▶ [Source]:
NEWER (ATX) power supplies either have a switch directly mounted on the back OR the wires connect to the switch THROUGH the motherboard before it get's to the front of your computer. That's why you sometimes need to attach a switch to the correct wires as shown in the first two pictures above.

In this photo is my first Hacked power supply. If you look closely you can see that the green wire and the black wire next to it have been cut. They were pulled inside the CPS box, where I drilled a hole, installed a switch, and soldered the wires to the switch instead of using a paper clip (MUCH SAFER!!!). Also Notice that adjacent to that switch is a "Built in LED" which was installed by the factory. I don't need to add any additional "Load" for this power supply to turn on since it's already built in. You can add an LED just like this one, but the resistor value will be different since there's only 1 LED instead of 3 (for our spotlights). You can also just buy a resistorized LED from radio shack rated at 12V. It has threads and a retainer nut. Just drill the hole and attach to a black and yellow wire using proper polarity (Positive still goes to positive).









Lastly, since I didn't want to add to the confusion during this Mini- tutorial, your power supply also has other voltages that can be used for other purposes. That's what (most of) the other colored wires are for. It is common for a typical modern CPS to have +3.3V, +5V, +12V as well as -12V and -5V and possibly -3.3V.


----------



## niblique71

Spiderclimber said:


> Ok, Lets say I collect all my bottle caps, get the rest of the supplies and need to order the LEDs from Asia engineer. You stated that you need to specify which resistors you need and he will send them to you for free.
> 
> If I got his basic package of 100 LED lights (in multiple colors) in the 5mm (I think) whichever ones you used, and I did the set up just like yours with 3 lights to one resistor, what resistors would I need to order and how many of each?
> 
> I want to make sure I don't screw up an order and have to try and locate resistors elsewhere.


I believe that that pack of multiple colors are MUCH weaker than the ones you can get Individually. For intensity you want the highest "mcd" available in each color. I don't think you'll be happy with the "Mixed Bag"

As far as proper resistor ordering, I have to contact our MnT group leader "Vlad". I've been trying to reach him for 2 months to get the proper ordering proceedure. He placed the order for our original "Group buy". However, I can tell you that if you order 50 LED's you get 50 free resistors of any value you want.

Also, when I wrote the tutorial, Asia Engineer was on vacation and I couldn't access thier website to get exact available resistor values. I'll Do that now and get back to you shortly.

Listings of regions and labels:

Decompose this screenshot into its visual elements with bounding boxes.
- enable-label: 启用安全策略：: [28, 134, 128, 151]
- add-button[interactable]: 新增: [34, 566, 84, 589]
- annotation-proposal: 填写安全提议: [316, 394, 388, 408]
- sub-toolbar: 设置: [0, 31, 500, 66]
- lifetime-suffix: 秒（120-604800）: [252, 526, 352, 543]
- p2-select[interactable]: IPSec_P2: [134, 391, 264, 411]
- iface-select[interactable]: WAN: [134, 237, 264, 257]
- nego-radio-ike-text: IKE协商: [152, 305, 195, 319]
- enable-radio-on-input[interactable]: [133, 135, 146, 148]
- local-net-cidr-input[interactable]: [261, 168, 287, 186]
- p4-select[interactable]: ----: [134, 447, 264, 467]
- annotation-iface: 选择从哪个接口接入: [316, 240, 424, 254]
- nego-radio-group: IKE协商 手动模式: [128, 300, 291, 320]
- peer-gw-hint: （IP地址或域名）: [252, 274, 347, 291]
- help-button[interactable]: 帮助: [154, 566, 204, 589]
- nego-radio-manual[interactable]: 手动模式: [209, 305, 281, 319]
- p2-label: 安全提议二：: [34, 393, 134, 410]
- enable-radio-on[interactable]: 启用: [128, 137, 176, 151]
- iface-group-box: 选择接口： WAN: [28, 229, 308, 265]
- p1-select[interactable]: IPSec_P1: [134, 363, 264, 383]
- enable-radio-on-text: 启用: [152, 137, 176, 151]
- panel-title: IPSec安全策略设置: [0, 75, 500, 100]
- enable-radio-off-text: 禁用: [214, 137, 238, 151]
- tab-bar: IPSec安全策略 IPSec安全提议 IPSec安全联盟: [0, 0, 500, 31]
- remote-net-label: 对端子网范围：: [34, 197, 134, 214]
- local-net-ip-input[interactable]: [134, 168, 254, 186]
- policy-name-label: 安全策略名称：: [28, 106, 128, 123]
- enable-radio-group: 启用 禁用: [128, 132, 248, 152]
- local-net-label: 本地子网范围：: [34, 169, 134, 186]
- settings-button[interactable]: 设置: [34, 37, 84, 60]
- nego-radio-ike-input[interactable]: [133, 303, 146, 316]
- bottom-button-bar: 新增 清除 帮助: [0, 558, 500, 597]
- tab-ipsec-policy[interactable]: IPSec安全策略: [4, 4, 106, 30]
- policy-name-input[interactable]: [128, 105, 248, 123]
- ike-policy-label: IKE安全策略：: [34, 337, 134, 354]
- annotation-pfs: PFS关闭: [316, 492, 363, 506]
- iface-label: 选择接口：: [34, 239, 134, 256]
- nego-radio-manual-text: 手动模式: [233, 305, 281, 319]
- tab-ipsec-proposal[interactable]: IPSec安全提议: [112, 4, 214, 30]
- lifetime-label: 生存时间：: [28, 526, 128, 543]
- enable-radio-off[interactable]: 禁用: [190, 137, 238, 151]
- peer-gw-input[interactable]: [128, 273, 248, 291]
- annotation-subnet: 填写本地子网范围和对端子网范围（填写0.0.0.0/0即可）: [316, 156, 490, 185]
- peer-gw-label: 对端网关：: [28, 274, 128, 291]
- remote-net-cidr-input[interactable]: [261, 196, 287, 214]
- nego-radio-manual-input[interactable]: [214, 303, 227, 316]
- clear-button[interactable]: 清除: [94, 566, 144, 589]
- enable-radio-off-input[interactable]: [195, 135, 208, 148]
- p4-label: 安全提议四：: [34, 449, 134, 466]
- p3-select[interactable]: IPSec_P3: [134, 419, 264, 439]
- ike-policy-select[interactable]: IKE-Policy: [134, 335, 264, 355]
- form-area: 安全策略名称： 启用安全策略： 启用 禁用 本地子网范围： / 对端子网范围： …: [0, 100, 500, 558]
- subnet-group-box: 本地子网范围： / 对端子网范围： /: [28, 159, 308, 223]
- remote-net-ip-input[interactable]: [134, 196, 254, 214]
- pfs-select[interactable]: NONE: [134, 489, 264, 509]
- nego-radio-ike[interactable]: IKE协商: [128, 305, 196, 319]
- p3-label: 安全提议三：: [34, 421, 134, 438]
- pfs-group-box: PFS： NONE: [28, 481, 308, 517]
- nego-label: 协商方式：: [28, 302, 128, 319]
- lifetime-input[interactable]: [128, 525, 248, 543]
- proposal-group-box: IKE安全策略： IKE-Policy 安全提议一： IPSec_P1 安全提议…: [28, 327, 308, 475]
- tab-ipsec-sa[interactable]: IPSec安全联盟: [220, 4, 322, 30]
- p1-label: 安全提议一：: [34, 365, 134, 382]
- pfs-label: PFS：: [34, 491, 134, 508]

▶ [Problem set]:
1. Decide whether each statement agrees with the forum thread, answering yes or no and quoting the deciding words: (a) The first hacked power supply needed an added load before it would turn on. (b) Ordering 50 LEDs brings 50 free resistors of any value. (c) The multicolor LED pack is described as brighter than LEDs bought individually.
2. Repeat word for word the part of the forum thread starting at "In this photo" and ending at "goes to positive).".

▶ [Full answers]:
1.
(a) No: "I don't need to add any additional "Load" for this power supply to turn on since it's already built in."
(b) Yes: "if you order 50 LED's you get 50 free resistors of any value you want."
(c) No: "I believe that that pack of multiple colors are MUCH weaker than the ones you can get Individually."

2.
In this photo is my first Hacked power supply. If you look closely you can see that the green wire and the black wire next to it have been cut. They were pulled inside the CPS box, where I drilled a hole, installed a switch, and soldered the wires to the switch instead of using a paper clip (MUCH SAFER!!!). Also Notice that adjacent to that switch is a "Built in LED" which was installed by the factory. I don't need to add any additional "Load" for this power supply to turn on since it's already built in. You can add an LED just like this one, but the resistor value will be different since there's only 1 LED instead of 3 (for our spotlights). You can also just buy a resistorized LED from radio shack rated at 12V. It has threads and a retainer nut. Just drill the hole and attach to a black and yellow wire using proper polarity (Positive still goes to positive).